SELECTED TEXT:
>> BEGIN

My thought was to toast a portion of the golden promise to get me in the region? Has anyone done this before?
 
Landlord uses black malt for colour. 30g for 22 litres. At that level you will not taste it.
Thanks I read it was all golden promise malt, and that is what their website states although the dark mild is also the same and there has to be something in there to make it dark.

I guess I will give the 15g roast in my 11l batch a try, the last one I used 50g and could definitely taste the roast.
 
Thats what I use for colour Black Malt. if you add it to the top of the mash for the last 10 minutes you will deffo get the colour without any taste
 
Landlord uses black malt for colour. 30g for 22 litres. At that level you will not taste it.
Or you could add a dash of gravy browning. The bottle of Sarsons that I have says add 1 tsp - 1 tblsp to 3 gallons at the boiling stage.
Not that I have ever tried it, but I believe that is what recipes said to do in the early days of home brewing.
 
Or you could add a dash of gravy browning. The bottle of Sarsons that I have says add 1 tsp - 1 tblsp to 3 gallons at the boiling stage.
Not that I have ever tried it, but I believe that is what recipes said to do in the early days of home brewing.
I was thinking about caramel colouring, but that is supposed to have a flavour. I have a bottle of the gravy browning I will give it a taste.

They also sell sinamar, which I may give a try.
 
I was thinking about caramel colouring, but that is supposed to have a flavour. I have a bottle of the gravy browning I will give it a taste.

They also sell sinamar, which I may give a try.
Gravy browning is caramel, but I don't think you would taste in the beer given the small amount used.

>> END

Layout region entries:
>> BEGIN

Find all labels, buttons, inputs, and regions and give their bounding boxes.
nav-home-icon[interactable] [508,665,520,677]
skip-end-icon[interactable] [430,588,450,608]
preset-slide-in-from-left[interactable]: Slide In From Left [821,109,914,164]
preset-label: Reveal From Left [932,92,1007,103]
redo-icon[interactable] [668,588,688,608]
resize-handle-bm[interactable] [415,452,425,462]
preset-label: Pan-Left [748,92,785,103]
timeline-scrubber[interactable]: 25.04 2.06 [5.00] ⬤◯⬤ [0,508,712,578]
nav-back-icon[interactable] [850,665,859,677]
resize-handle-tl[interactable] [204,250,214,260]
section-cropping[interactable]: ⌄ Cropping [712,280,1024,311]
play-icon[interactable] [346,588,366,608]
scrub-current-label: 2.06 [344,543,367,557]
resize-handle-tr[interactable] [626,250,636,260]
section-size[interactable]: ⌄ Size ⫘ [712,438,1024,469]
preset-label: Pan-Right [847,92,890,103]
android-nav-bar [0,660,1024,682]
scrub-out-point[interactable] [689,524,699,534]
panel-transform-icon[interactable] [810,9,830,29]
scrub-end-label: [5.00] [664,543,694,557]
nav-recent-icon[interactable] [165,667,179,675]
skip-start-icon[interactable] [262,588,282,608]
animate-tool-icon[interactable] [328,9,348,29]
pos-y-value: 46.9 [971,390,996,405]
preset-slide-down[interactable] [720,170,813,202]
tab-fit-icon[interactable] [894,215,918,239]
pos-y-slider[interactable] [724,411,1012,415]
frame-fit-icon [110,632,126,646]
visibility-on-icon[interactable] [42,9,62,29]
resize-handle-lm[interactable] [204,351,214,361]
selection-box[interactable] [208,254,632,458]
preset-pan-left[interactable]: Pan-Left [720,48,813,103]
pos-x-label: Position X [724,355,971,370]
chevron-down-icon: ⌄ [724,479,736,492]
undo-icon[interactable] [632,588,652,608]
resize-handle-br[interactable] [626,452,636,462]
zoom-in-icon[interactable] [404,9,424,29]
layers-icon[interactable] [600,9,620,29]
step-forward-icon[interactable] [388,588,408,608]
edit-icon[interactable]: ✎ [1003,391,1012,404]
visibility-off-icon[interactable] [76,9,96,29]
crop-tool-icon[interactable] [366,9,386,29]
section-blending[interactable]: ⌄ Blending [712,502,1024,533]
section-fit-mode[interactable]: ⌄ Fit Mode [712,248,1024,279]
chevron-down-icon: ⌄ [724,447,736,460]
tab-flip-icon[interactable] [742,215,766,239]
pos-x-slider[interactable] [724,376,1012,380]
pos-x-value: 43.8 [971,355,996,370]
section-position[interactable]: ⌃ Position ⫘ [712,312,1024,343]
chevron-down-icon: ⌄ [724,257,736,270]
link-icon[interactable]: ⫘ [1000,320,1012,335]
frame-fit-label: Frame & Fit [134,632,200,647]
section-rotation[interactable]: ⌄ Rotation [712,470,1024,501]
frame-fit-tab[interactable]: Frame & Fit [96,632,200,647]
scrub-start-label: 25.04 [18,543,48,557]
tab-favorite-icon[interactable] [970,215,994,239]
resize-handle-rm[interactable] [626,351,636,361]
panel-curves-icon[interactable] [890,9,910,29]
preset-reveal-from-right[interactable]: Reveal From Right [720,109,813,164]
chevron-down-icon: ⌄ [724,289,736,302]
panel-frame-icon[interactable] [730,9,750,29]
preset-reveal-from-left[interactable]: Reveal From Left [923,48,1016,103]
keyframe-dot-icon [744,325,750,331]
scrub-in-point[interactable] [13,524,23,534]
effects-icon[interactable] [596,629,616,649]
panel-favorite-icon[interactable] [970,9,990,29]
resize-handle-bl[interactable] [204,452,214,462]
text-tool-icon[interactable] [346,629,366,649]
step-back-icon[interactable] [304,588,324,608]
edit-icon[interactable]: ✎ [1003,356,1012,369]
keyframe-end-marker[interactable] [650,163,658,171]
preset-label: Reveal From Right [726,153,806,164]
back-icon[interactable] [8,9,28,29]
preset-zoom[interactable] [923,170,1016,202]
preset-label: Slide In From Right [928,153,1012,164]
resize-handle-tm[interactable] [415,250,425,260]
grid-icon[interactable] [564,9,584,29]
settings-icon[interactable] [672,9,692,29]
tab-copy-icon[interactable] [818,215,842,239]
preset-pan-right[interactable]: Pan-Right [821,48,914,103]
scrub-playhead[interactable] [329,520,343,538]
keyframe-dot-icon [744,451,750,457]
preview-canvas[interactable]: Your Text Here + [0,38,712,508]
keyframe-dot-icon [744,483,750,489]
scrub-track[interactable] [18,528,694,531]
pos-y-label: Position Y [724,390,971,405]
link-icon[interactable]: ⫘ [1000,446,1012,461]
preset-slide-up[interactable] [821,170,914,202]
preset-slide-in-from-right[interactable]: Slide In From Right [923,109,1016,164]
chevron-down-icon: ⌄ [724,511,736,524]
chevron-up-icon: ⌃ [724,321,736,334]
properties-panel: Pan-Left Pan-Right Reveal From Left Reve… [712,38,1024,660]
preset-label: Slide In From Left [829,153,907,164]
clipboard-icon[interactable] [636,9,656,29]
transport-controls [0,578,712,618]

>> END

WRITTEN TASKS:
**a.** Pull out the layout region entries from the first line through the line containing "visibility-off-icon[interactable] [76,9,96,29]", inclusive, reproducing them unchanged.
**b.** Extend the homebrew coloring discussion with a few more posts after its last line.
The homebrew coloring discussion and the layout region entries come from unrelated sources.

SET OF ANSWERS:
**a.**
Find all labels, buttons, inputs, and regions and give their bounding boxes.
nav-home-icon[interactable] [508,665,520,677]
skip-end-icon[interactable] [430,588,450,608]
preset-slide-in-from-left[interactable]: Slide In From Left [821,109,914,164]
preset-label: Reveal From Left [932,92,1007,103]
redo-icon[interactable] [668,588,688,608]
resize-handle-bm[interactable] [415,452,425,462]
preset-label: Pan-Left [748,92,785,103]
timeline-scrubber[interactable]: 25.04 2.06 [5.00] ⬤◯⬤ [0,508,712,578]
nav-back-icon[interactable] [850,665,859,677]
resize-handle-tl[interactable] [204,250,214,260]
section-cropping[interactable]: ⌄ Cropping [712,280,1024,311]
play-icon[interactable] [346,588,366,608]
scrub-current-label: 2.06 [344,543,367,557]
resize-handle-tr[interactable] [626,250,636,260]
section-size[interactable]: ⌄ Size ⫘ [712,438,1024,469]
preset-label: Pan-Right [847,92,890,103]
android-nav-bar [0,660,1024,682]
scrub-out-point[interactable] [689,524,699,534]
panel-transform-icon[interactable] [810,9,830,29]
scrub-end-label: [5.00] [664,543,694,557]
nav-recent-icon[interactable] [165,667,179,675]
skip-start-icon[interactable] [262,588,282,608]
animate-tool-icon[interactable] [328,9,348,29]
pos-y-value: 46.9 [971,390,996,405]
preset-slide-down[interactable] [720,170,813,202]
tab-fit-icon[interactable] [894,215,918,239]
pos-y-slider[interactable] [724,411,1012,415]
frame-fit-icon [110,632,126,646]
visibility-on-icon[interactable] [42,9,62,29]
resize-handle-lm[interactable] [204,351,214,361]
selection-box[interactable] [208,254,632,458]
preset-pan-left[interactable]: Pan-Left [720,48,813,103]
pos-x-label: Position X [724,355,971,370]
chevron-down-icon: ⌄ [724,479,736,492]
undo-icon[interactable] [632,588,652,608]
resize-handle-br[interactable] [626,452,636,462]
zoom-in-icon[interactable] [404,9,424,29]
layers-icon[interactable] [600,9,620,29]
step-forward-icon[interactable] [388,588,408,608]
edit-icon[interactable]: ✎ [1003,391,1012,404]
visibility-off-icon[interactable] [76,9,96,29]

**b.**
I can't taste it in gravy
 
Why do people want to put gravy browning in beer so I’m taking it to the ridiculous 😂😂
I'm now actually wondering whether soot would colour the beer at all, or just settle to the bottom. At a guess I would imagine that as pure powdered carbon, it would be insoluble and just settle to the bottom, but I'm really curious now
 
The recipe for TT is pretty common knowledge and they use a small amount of black malt. Ok you may speculate how that black malt is added - I've brewed a TT clone many a time and though its never spot on...I don't have their yeast or use open fermentation which will impact things, it's pretty close and the malt flavour is pretty spot on as is the colour, and I just add the black malt at the beginning of the mash with zero roasty taste in the finished beer. I certainly don't think any good can come from adding gravy.

Also toasting a portion of the mash...thats basically black malt, you're just removing the black malt and adding back black malt back in.

If you're hyper sensitive to roast flavour, and you'd have to be given there is such a tiny amount in the malt bill, then as suggested above, add at the end of the mash or even sparge through some black malt.
 
Timothy Taylor's list sugar as one the ingredients of Landlord. Perhaps some coloured brewers invert would be the best, and possibly most accurate solution.

@Pennine I'm curious as to whether this colour discrepancy is the result of your low boil temperature.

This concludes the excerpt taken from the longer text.